__WRITTEN EXERCISE__: Copy every line of the listing exactly.

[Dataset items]
* * *

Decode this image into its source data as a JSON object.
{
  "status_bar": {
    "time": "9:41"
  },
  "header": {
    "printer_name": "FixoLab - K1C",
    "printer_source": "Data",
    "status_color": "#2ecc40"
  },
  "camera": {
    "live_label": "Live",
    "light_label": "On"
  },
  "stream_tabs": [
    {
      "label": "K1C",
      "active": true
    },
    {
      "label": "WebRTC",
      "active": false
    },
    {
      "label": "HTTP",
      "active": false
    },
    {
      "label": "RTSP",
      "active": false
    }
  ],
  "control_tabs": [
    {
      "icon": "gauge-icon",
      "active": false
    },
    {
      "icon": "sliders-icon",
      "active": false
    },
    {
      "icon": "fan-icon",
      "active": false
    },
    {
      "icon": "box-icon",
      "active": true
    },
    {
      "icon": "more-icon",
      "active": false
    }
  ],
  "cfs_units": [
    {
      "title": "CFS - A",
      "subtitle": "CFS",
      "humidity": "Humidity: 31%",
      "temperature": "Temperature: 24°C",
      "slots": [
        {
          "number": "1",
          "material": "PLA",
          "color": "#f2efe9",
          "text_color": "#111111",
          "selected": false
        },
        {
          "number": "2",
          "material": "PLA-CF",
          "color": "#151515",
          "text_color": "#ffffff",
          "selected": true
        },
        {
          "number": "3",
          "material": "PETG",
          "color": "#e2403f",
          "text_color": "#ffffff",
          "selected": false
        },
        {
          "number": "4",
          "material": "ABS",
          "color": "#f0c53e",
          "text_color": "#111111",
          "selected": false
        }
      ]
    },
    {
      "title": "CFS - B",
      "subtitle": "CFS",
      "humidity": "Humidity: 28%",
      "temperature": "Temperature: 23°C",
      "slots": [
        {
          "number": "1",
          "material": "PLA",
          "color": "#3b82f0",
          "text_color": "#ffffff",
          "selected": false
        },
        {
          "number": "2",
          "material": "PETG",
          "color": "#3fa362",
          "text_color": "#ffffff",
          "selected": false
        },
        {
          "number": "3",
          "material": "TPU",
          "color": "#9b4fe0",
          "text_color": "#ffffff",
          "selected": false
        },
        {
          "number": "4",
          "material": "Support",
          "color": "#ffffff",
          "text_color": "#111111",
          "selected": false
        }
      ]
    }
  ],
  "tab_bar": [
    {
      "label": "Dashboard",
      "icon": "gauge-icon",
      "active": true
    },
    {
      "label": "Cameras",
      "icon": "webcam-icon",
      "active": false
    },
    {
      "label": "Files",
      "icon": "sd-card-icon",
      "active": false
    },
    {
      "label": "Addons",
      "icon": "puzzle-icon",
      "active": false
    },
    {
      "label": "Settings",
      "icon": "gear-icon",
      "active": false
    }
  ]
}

* * *

__TASK ANSWER__:
Decode this image into its source data as a JSON object.
{
  "status_bar": {
    "time": "9:41"
  },
  "header": {
    "printer_name": "FixoLab - K1C",
    "printer_source": "Data",
    "status_color": "#2ecc40"
  },
  "camera": {
    "live_label": "Live",
    "light_label": "On"
  },
  "stream_tabs": [
    {
      "label": "K1C",
      "active": true
    },
    {
      "label": "WebRTC",
      "active": false
    },
    {
      "label": "HTTP",
      "active": false
    },
    {
      "label": "RTSP",
      "active": false
    }
  ],
  "control_tabs": [
    {
      "icon": "gauge-icon",
      "active": false
    },
    {
      "icon": "sliders-icon",
      "active": false
    },
    {
      "icon": "fan-icon",
      "active": false
    },
    {
      "icon": "box-icon",
      "active": true
    },
    {
      "icon": "more-icon",
      "active": false
    }
  ],
  "cfs_units": [
    {
      "title": "CFS - A",
      "subtitle": "CFS",
      "humidity": "Humidity: 31%",
      "temperature": "Temperature: 24°C",
      "slots": [
        {
          "number": "1",
          "material": "PLA",
          "color": "#f2efe9",
          "text_color": "#111111",
          "selected": false
        },
        {
          "number": "2",
          "material": "PLA-CF",
          "color": "#151515",
          "text_color": "#ffffff",
          "selected": true
        },
        {
          "number": "3",
          "material": "PETG",
          "color": "#e2403f",
          "text_color": "#ffffff",
          "selected": false
        },
        {
          "number": "4",
          "material": "ABS",
          "color": "#f0c53e",
          "text_color": "#111111",
          "selected": false
        }
      ]
    },
    {
      "title": "CFS - B",
      "subtitle": "CFS",
      "humidity": "Humidity: 28%",
      "temperature": "Temperature: 23°C",
      "slots": [
        {
          "number": "1",
          "material": "PLA",
          "color": "#3b82f0",
          "text_color": "#ffffff",
          "selected": false
        },
        {
          "number": "2",
          "material": "PETG",
          "color": "#3fa362",
          "text_color": "#ffffff",
          "selected": false
        },
        {
          "number": "3",
          "material": "TPU",
          "color": "#9b4fe0",
          "text_color": "#ffffff",
          "selected": false
        },
        {
          "number": "4",
          "material": "Support",
          "color": "#ffffff",
          "text_color": "#111111",
          "selected": false
        }
      ]
    }
  ],
  "tab_bar": [
    {
      "label": "Dashboard",
      "icon": "gauge-icon",
      "active": true
    },
    {
      "label": "Cameras",
      "icon": "webcam-icon",
      "active": false
    },
    {
      "label": "Files",
      "icon": "sd-card-icon",
      "active": false
    },
    {
      "label": "Addons",
      "icon": "puzzle-icon",
      "active": false
    },
    {
      "label": "Settings",
      "icon": "gear-icon",
      "active": false
    }
  ]
}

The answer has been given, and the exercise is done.